Collected data entries:
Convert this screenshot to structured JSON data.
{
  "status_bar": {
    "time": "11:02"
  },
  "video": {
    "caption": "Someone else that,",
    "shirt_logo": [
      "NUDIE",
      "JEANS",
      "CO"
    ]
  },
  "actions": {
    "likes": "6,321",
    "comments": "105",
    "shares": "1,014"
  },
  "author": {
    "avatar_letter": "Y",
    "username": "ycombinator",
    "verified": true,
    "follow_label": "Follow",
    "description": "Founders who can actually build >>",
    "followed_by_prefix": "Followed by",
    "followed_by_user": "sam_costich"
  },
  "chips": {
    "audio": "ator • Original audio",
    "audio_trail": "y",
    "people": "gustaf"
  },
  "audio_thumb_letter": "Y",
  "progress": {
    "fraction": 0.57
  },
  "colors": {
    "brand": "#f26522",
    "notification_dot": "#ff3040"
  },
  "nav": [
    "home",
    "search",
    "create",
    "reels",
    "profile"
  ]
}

GOAL OF THE EXERCISE: Retype the material in full, character for character.

FULL ANSWER:
Convert this screenshot to structured JSON data.
{
  "status_bar": {
    "time": "11:02"
  },
  "video": {
    "caption": "Someone else that,",
    "shirt_logo": [
      "NUDIE",
      "JEANS",
      "CO"
    ]
  },
  "actions": {
    "likes": "6,321",
    "comments": "105",
    "shares": "1,014"
  },
  "author": {
    "avatar_letter": "Y",
    "username": "ycombinator",
    "verified": true,
    "follow_label": "Follow",
    "description": "Founders who can actually build >>",
    "followed_by_prefix": "Followed by",
    "followed_by_user": "sam_costich"
  },
  "chips": {
    "audio": "ator • Original audio",
    "audio_trail": "y",
    "people": "gustaf"
  },
  "audio_thumb_letter": "Y",
  "progress": {
    "fraction": 0.57
  },
  "colors": {
    "brand": "#f26522",
    "notification_dot": "#ff3040"
  },
  "nav": [
    "home",
    "search",
    "create",
    "reels",
    "profile"
  ]
}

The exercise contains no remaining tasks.